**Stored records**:
☆ ☆ ☆ ☆ ☆

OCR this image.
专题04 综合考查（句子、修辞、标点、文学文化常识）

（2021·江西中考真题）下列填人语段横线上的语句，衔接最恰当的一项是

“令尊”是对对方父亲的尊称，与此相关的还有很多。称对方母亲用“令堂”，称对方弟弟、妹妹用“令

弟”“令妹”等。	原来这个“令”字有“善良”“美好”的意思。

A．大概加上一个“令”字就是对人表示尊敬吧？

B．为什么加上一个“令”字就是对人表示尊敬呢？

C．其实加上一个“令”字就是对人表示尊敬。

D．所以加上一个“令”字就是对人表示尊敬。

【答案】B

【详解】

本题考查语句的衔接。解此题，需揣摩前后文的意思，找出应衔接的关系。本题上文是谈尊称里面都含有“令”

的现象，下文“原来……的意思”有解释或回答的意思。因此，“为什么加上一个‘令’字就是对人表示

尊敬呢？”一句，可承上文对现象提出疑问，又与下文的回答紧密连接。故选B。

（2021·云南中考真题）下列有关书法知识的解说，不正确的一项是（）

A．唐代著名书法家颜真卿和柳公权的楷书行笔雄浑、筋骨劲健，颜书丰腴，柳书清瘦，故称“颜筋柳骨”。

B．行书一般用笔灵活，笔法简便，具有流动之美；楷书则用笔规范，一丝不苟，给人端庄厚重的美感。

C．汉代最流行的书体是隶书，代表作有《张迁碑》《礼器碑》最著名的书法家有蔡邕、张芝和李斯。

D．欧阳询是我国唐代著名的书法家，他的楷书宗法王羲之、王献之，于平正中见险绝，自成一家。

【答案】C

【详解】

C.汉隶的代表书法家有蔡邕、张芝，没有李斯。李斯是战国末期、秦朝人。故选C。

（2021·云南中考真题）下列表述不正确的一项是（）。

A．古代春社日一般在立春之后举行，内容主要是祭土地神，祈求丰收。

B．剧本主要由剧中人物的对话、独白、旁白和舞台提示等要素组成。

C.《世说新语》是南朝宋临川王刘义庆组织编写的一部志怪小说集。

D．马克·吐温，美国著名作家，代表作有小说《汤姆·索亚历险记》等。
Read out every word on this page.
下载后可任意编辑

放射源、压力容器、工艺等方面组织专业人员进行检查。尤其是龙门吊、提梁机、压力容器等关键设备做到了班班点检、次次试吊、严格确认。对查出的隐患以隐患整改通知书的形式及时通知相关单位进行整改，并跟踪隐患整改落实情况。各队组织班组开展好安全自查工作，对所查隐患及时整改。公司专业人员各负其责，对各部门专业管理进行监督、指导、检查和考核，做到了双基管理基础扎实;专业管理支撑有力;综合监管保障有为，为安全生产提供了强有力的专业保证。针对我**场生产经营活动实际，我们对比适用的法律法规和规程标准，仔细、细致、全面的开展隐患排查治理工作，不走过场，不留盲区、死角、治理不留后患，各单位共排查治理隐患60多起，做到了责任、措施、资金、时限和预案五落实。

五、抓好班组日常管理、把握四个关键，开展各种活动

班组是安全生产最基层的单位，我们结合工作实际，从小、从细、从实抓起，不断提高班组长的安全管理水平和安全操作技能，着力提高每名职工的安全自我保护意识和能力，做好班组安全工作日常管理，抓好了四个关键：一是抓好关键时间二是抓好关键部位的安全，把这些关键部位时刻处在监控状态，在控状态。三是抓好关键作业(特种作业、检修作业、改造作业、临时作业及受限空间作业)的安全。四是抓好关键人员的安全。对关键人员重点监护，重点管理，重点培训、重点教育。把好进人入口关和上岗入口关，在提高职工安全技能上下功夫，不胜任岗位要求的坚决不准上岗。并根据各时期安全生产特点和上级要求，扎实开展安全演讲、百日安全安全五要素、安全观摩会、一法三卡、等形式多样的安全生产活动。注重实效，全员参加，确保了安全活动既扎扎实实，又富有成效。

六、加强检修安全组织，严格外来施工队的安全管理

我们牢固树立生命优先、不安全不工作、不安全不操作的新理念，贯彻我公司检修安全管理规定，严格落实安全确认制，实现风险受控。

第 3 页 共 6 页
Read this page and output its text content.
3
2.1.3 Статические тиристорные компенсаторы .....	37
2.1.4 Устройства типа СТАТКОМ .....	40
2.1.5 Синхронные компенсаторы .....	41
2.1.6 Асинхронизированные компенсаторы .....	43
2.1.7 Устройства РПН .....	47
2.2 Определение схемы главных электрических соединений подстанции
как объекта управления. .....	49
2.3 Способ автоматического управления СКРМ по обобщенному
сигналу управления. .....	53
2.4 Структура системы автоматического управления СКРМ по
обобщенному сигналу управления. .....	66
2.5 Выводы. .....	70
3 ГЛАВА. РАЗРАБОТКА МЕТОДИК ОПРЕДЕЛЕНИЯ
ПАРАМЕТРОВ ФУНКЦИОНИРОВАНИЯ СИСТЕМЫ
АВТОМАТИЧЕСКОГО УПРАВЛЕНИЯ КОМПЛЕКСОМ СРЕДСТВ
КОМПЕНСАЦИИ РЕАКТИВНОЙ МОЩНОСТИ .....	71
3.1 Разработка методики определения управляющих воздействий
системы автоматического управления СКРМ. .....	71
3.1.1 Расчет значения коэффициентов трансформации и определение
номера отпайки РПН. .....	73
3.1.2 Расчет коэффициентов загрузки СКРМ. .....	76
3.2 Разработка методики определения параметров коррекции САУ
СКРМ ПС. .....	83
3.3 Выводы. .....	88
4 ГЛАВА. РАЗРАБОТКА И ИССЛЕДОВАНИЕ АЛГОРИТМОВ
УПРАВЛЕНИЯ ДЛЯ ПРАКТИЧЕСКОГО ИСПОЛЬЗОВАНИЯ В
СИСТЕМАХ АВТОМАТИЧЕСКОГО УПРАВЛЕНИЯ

☆ ☆ ☆ ☆ ☆

What is the number of lines in the records that contain the string "Read"? Give only that number.

2